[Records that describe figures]
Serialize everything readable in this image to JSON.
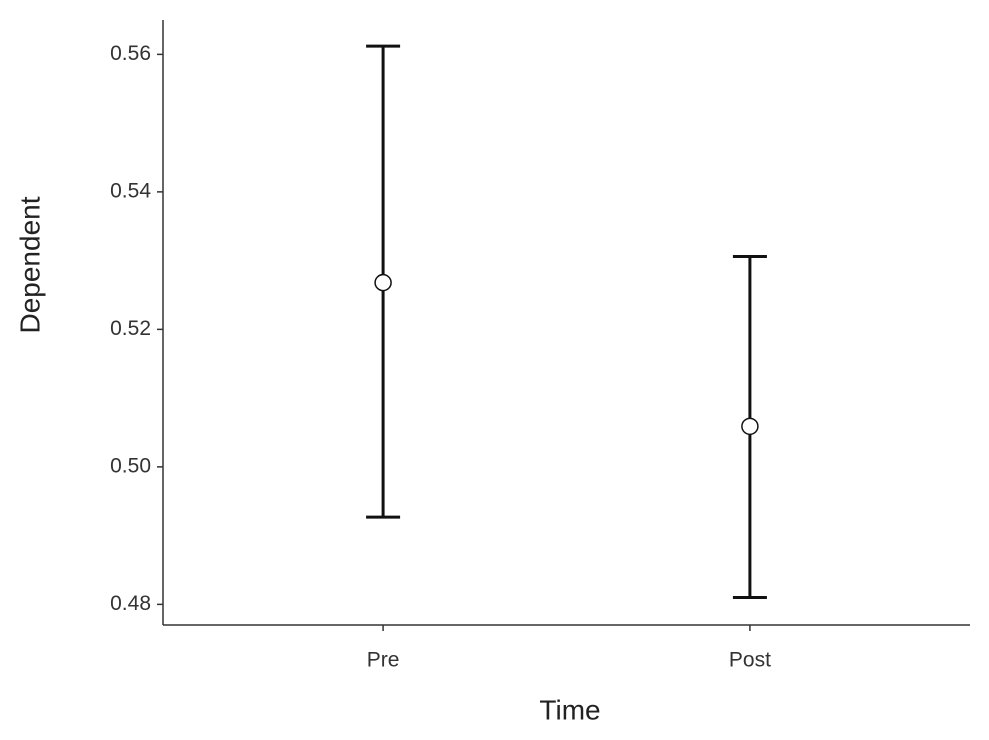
{
  "chart_data": {
    "type": "errorbar",
    "x_label": "Time",
    "y_label": "Dependent",
    "categories": [
      "Pre",
      "Post"
    ],
    "values": [
      0.5268,
      0.5059
    ],
    "lower": [
      0.4927,
      0.481
    ],
    "upper": [
      0.5612,
      0.5306
    ],
    "color": "#111111",
    "point_fill": "#ffffff",
    "ylim": [
      0.477,
      0.565
    ],
    "yticks": [
      0.48,
      {
        "value": 0.5,
        "label": "0.50"
      },
      0.52,
      0.54,
      0.56
    ],
    "grid": false
  }
}
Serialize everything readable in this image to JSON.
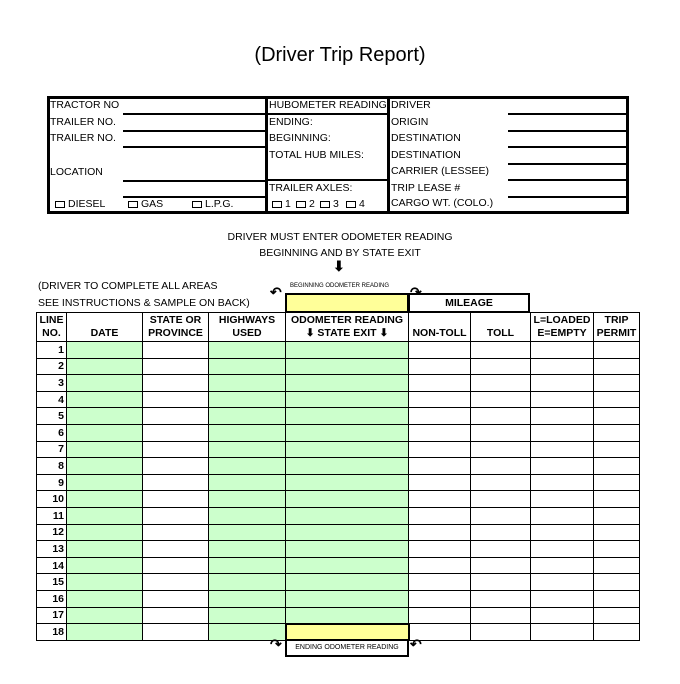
{
  "title": "(Driver Trip Report)",
  "header": {
    "left": [
      "TRACTOR NO",
      "TRAILER NO.",
      "TRAILER NO.",
      "LOCATION"
    ],
    "fuel": [
      "DIESEL",
      "GAS",
      "L.P.G."
    ],
    "mid": [
      "HUBOMETER READING",
      "ENDING:",
      "BEGINNING:",
      "TOTAL HUB MILES:",
      "TRAILER AXLES:"
    ],
    "axles": [
      "1",
      "2",
      "3",
      "4"
    ],
    "right": [
      "DRIVER",
      "ORIGIN",
      "DESTINATION",
      "DESTINATION",
      "CARRIER (LESSEE)",
      "TRIP LEASE #",
      "CARGO WT. (COLO.)"
    ]
  },
  "instructions": {
    "line1": "DRIVER MUST ENTER ODOMETER READING",
    "line2": "BEGINNING AND BY STATE EXIT",
    "note1": "(DRIVER TO COMPLETE ALL AREAS",
    "note2": "SEE INSTRUCTIONS & SAMPLE ON BACK)",
    "begin_label": "BEGINNING ODOMETER READING",
    "end_label": "ENDING ODOMETER READING",
    "mileage": "MILEAGE"
  },
  "table": {
    "columns": [
      [
        "LINE",
        "NO."
      ],
      [
        "",
        "DATE"
      ],
      [
        "STATE OR",
        "PROVINCE"
      ],
      [
        "HIGHWAYS",
        "USED"
      ],
      [
        "ODOMETER READING",
        "⬇ STATE EXIT ⬇"
      ],
      [
        "",
        "NON-TOLL"
      ],
      [
        "",
        "TOLL"
      ],
      [
        "L=LOADED",
        "E=EMPTY"
      ],
      [
        "TRIP",
        "PERMIT"
      ]
    ],
    "rows": [
      "1",
      "2",
      "3",
      "4",
      "5",
      "6",
      "7",
      "8",
      "9",
      "10",
      "11",
      "12",
      "13",
      "14",
      "15",
      "16",
      "17",
      "18"
    ]
  },
  "colors": {
    "entry_green": "#ccffcc",
    "odometer_yellow": "#ffff99"
  }
}
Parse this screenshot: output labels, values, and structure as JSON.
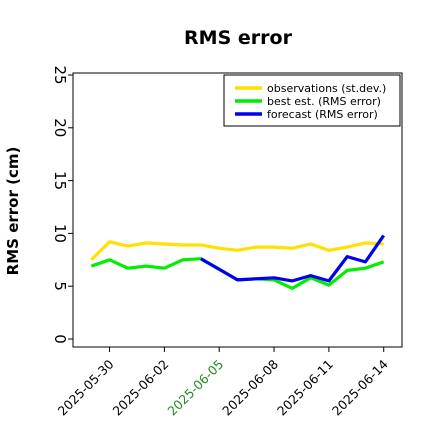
{
  "chart_data": {
    "type": "line",
    "title": "RMS error",
    "ylabel": "RMS error (cm)",
    "xlabel": "",
    "ylim": [
      0,
      25
    ],
    "yticks": [
      0,
      5,
      10,
      15,
      20,
      25
    ],
    "x": [
      "2025-05-29",
      "2025-05-30",
      "2025-05-31",
      "2025-06-01",
      "2025-06-02",
      "2025-06-03",
      "2025-06-04",
      "2025-06-05",
      "2025-06-06",
      "2025-06-07",
      "2025-06-08",
      "2025-06-09",
      "2025-06-10",
      "2025-06-11",
      "2025-06-12",
      "2025-06-13",
      "2025-06-14"
    ],
    "xlim": [
      "2025-05-28",
      "2025-06-15"
    ],
    "xticks": [
      {
        "date": "2025-05-30",
        "label": "2025-05-30",
        "color": "#000000"
      },
      {
        "date": "2025-06-02",
        "label": "2025-06-02",
        "color": "#000000"
      },
      {
        "date": "2025-06-05",
        "label": "2025-06-05",
        "color": "#228b22"
      },
      {
        "date": "2025-06-08",
        "label": "2025-06-08",
        "color": "#000000"
      },
      {
        "date": "2025-06-11",
        "label": "2025-06-11",
        "color": "#000000"
      },
      {
        "date": "2025-06-14",
        "label": "2025-06-14",
        "color": "#000000"
      }
    ],
    "grid": false,
    "legend_position": "top-right",
    "series": [
      {
        "name": "observations (st.dev.)",
        "color": "#ffe000",
        "values": [
          7.5,
          9.2,
          8.8,
          9.1,
          9.0,
          8.9,
          8.9,
          8.6,
          8.4,
          8.7,
          8.7,
          8.6,
          9.0,
          8.4,
          8.7,
          9.1,
          9.0
        ]
      },
      {
        "name": "best est. (RMS error)",
        "color": "#00ee00",
        "values": [
          6.9,
          7.5,
          6.7,
          6.9,
          6.7,
          7.5,
          7.6,
          6.6,
          5.6,
          5.7,
          5.6,
          4.8,
          5.8,
          5.1,
          6.5,
          6.7,
          7.3
        ]
      },
      {
        "name": "forecast (RMS error)",
        "color": "#0000ee",
        "x": [
          "2025-06-04",
          "2025-06-05",
          "2025-06-06",
          "2025-06-07",
          "2025-06-08",
          "2025-06-09",
          "2025-06-10",
          "2025-06-11",
          "2025-06-12",
          "2025-06-13",
          "2025-06-14"
        ],
        "values": [
          7.6,
          6.6,
          5.6,
          5.7,
          5.8,
          5.5,
          6.0,
          5.5,
          7.8,
          7.3,
          9.8
        ]
      }
    ]
  }
}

### [Given request]
Output, exactly, all the records above; include no pictures.

### [Written answer]
Serialize everything readable in this image to JSON.
{
  "chart_data": {
    "type": "errorbar",
    "x_label": "Time",
    "y_label": "Dependent",
    "categories": [
      "Pre",
      "Post"
    ],
    "values": [
      0.5268,
      0.5059
    ],
    "lower": [
      0.4927,
      0.481
    ],
    "upper": [
      0.5612,
      0.5306
    ],
    "color": "#111111",
    "point_fill": "#ffffff",
    "ylim": [
      0.477,
      0.565
    ],
    "yticks": [
      0.48,
      {
        "value": 0.5,
        "label": "0.50"
      },
      0.52,
      0.54,
      0.56
    ],
    "grid": false
  }
}
Serialize everything readable in this image to JSON.
{
  "title": "(Driver Trip Report)",
  "header": {
    "left": [
      "TRACTOR NO",
      "TRAILER NO.",
      "TRAILER NO.",
      "LOCATION"
    ],
    "fuel": [
      "DIESEL",
      "GAS",
      "L.P.G."
    ],
    "mid": [
      "HUBOMETER READING",
      "ENDING:",
      "BEGINNING:",
      "TOTAL HUB MILES:",
      "TRAILER AXLES:"
    ],
    "axles": [
      "1",
      "2",
      "3",
      "4"
    ],
    "right": [
      "DRIVER",
      "ORIGIN",
      "DESTINATION",
      "DESTINATION",
      "CARRIER (LESSEE)",
      "TRIP LEASE #",
      "CARGO WT. (COLO.)"
    ]
  },
  "instructions": {
    "line1": "DRIVER MUST ENTER ODOMETER READING",
    "line2": "BEGINNING AND BY STATE EXIT",
    "note1": "(DRIVER TO COMPLETE ALL AREAS",
    "note2": "SEE INSTRUCTIONS & SAMPLE ON BACK)",
    "begin_label": "BEGINNING ODOMETER READING",
    "end_label": "ENDING ODOMETER READING",
    "mileage": "MILEAGE"
  },
  "table": {
    "columns": [
      [
        "LINE",
        "NO."
      ],
      [
        "",
        "DATE"
      ],
      [
        "STATE OR",
        "PROVINCE"
      ],
      [
        "HIGHWAYS",
        "USED"
      ],
      [
        "ODOMETER READING",
        "⬇ STATE EXIT ⬇"
      ],
      [
        "",
        "NON-TOLL"
      ],
      [
        "",
        "TOLL"
      ],
      [
        "L=LOADED",
        "E=EMPTY"
      ],
      [
        "TRIP",
        "PERMIT"
      ]
    ],
    "rows": [
      "1",
      "2",
      "3",
      "4",
      "5",
      "6",
      "7",
      "8",
      "9",
      "10",
      "11",
      "12",
      "13",
      "14",
      "15",
      "16",
      "17",
      "18"
    ]
  },
  "colors": {
    "entry_green": "#ccffcc",
    "odometer_yellow": "#ffff99"
  }
}
Parse this screenshot: output labels, values, and structure as JSON.
{
  "chart_data": {
    "type": "line",
    "title": "RMS error",
    "ylabel": "RMS error (cm)",
    "xlabel": "",
    "ylim": [
      0,
      25
    ],
    "yticks": [
      0,
      5,
      10,
      15,
      20,
      25
    ],
    "x": [
      "2025-05-29",
      "2025-05-30",
      "2025-05-31",
      "2025-06-01",
      "2025-06-02",
      "2025-06-03",
      "2025-06-04",
      "2025-06-05",
      "2025-06-06",
      "2025-06-07",
      "2025-06-08",
      "2025-06-09",
      "2025-06-10",
      "2025-06-11",
      "2025-06-12",
      "2025-06-13",
      "2025-06-14"
    ],
    "xlim": [
      "2025-05-28",
      "2025-06-15"
    ],
    "xticks": [
      {
        "date": "2025-05-30",
        "label": "2025-05-30",
        "color": "#000000"
      },
      {
        "date": "2025-06-02",
        "label": "2025-06-02",
        "color": "#000000"
      },
      {
        "date": "2025-06-05",
        "label": "2025-06-05",
        "color": "#228b22"
      },
      {
        "date": "2025-06-08",
        "label": "2025-06-08",
        "color": "#000000"
      },
      {
        "date": "2025-06-11",
        "label": "2025-06-11",
        "color": "#000000"
      },
      {
        "date": "2025-06-14",
        "label": "2025-06-14",
        "color": "#000000"
      }
    ],
    "grid": false,
    "legend_position": "top-right",
    "series": [
      {
        "name": "observations (st.dev.)",
        "color": "#ffe000",
        "values": [
          7.5,
          9.2,
          8.8,
          9.1,
          9.0,
          8.9,
          8.9,
          8.6,
          8.4,
          8.7,
          8.7,
          8.6,
          9.0,
          8.4,
          8.7,
          9.1,
          9.0
        ]
      },
      {
        "name": "best est. (RMS error)",
        "color": "#00ee00",
        "values": [
          6.9,
          7.5,
          6.7,
          6.9,
          6.7,
          7.5,
          7.6,
          6.6,
          5.6,
          5.7,
          5.6,
          4.8,
          5.8,
          5.1,
          6.5,
          6.7,
          7.3
        ]
      },
      {
        "name": "forecast (RMS error)",
        "color": "#0000ee",
        "x": [
          "2025-06-04",
          "2025-06-05",
          "2025-06-06",
          "2025-06-07",
          "2025-06-08",
          "2025-06-09",
          "2025-06-10",
          "2025-06-11",
          "2025-06-12",
          "2025-06-13",
          "2025-06-14"
        ],
        "values": [
          7.6,
          6.6,
          5.6,
          5.7,
          5.8,
          5.5,
          6.0,
          5.5,
          7.8,
          7.3,
          9.8
        ]
      }
    ]
  }
}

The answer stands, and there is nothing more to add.